◆ Your instructions ◆
Identify the lines that contain the string "name", then copy each of them.

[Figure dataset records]
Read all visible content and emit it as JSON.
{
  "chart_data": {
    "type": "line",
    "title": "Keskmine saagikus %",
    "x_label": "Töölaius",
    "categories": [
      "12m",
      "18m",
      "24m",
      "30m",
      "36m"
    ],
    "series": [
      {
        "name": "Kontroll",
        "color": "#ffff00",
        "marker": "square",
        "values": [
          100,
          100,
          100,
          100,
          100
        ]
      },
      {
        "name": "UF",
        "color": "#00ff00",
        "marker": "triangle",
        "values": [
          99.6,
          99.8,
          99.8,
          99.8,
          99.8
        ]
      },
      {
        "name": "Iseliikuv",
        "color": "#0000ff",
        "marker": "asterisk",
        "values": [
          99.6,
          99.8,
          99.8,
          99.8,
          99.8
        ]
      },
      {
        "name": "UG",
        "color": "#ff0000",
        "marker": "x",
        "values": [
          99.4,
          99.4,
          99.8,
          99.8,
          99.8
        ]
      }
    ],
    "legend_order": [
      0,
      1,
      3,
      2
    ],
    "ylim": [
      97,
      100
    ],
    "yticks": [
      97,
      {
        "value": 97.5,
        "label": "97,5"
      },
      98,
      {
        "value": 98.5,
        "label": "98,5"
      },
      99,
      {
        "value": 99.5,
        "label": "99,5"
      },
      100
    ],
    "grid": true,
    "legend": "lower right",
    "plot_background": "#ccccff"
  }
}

◆ Response to the task ◆
        "name": "Kontroll",
        "name": "UF",
        "name": "Iseliikuv",
        "name": "UG",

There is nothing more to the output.